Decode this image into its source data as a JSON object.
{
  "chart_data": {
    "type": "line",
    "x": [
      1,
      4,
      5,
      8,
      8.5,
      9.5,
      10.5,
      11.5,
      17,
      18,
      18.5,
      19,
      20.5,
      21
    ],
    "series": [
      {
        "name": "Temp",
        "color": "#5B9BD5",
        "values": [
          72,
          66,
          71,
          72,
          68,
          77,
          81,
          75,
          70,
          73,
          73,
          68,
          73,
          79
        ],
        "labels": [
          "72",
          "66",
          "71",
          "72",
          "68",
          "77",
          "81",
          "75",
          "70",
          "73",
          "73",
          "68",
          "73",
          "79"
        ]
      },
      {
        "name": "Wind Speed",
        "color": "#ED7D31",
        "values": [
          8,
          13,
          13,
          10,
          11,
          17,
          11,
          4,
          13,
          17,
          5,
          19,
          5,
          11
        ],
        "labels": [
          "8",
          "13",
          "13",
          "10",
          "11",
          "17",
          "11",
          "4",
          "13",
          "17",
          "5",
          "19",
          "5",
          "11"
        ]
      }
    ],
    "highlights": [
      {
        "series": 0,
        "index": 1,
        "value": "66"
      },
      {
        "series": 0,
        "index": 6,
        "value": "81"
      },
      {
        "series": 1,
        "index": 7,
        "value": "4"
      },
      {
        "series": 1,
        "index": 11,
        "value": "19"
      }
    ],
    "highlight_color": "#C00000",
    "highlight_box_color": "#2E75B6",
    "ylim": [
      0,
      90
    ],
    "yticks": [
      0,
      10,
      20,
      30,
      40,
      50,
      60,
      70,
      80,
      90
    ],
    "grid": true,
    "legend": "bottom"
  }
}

| What you need to do |
Copy out all of the data exactly, leaving nothing out.

| Complete output |
Decode this image into its source data as a JSON object.
{
  "chart_data": {
    "type": "line",
    "x": [
      1,
      4,
      5,
      8,
      8.5,
      9.5,
      10.5,
      11.5,
      17,
      18,
      18.5,
      19,
      20.5,
      21
    ],
    "series": [
      {
        "name": "Temp",
        "color": "#5B9BD5",
        "values": [
          72,
          66,
          71,
          72,
          68,
          77,
          81,
          75,
          70,
          73,
          73,
          68,
          73,
          79
        ],
        "labels": [
          "72",
          "66",
          "71",
          "72",
          "68",
          "77",
          "81",
          "75",
          "70",
          "73",
          "73",
          "68",
          "73",
          "79"
        ]
      },
      {
        "name": "Wind Speed",
        "color": "#ED7D31",
        "values": [
          8,
          13,
          13,
          10,
          11,
          17,
          11,
          4,
          13,
          17,
          5,
          19,
          5,
          11
        ],
        "labels": [
          "8",
          "13",
          "13",
          "10",
          "11",
          "17",
          "11",
          "4",
          "13",
          "17",
          "5",
          "19",
          "5",
          "11"
        ]
      }
    ],
    "highlights": [
      {
        "series": 0,
        "index": 1,
        "value": "66"
      },
      {
        "series": 0,
        "index": 6,
        "value": "81"
      },
      {
        "series": 1,
        "index": 7,
        "value": "4"
      },
      {
        "series": 1,
        "index": 11,
        "value": "19"
      }
    ],
    "highlight_color": "#C00000",
    "highlight_box_color": "#2E75B6",
    "ylim": [
      0,
      90
    ],
    "yticks": [
      0,
      10,
      20,
      30,
      40,
      50,
      60,
      70,
      80,
      90
    ],
    "grid": true,
    "legend": "bottom"
  }
}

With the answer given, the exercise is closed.